** start of DATA FOR THIS EXERCISE **

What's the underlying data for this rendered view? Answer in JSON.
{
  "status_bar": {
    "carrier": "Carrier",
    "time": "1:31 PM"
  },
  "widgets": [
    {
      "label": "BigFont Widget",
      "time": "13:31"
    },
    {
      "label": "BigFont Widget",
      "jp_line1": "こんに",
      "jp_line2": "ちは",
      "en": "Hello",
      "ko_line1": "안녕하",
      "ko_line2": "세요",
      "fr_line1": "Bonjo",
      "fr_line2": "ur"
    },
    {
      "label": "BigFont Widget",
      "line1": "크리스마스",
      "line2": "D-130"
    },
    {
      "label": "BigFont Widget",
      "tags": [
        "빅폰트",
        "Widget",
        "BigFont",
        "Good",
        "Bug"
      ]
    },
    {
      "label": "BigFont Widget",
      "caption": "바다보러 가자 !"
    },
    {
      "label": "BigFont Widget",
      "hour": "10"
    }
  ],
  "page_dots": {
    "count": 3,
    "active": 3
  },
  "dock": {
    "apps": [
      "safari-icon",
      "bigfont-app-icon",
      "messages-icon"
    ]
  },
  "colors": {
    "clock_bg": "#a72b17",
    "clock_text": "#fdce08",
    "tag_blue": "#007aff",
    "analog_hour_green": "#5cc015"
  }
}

** end of DATA FOR THIS EXERCISE **

→ **WORK INSTRUCTIONS**: Of the lines in the listing above, how many hold the string "icon"? Reply with the number only.

→ **RESPONSE TO THE EXERCISE**: 3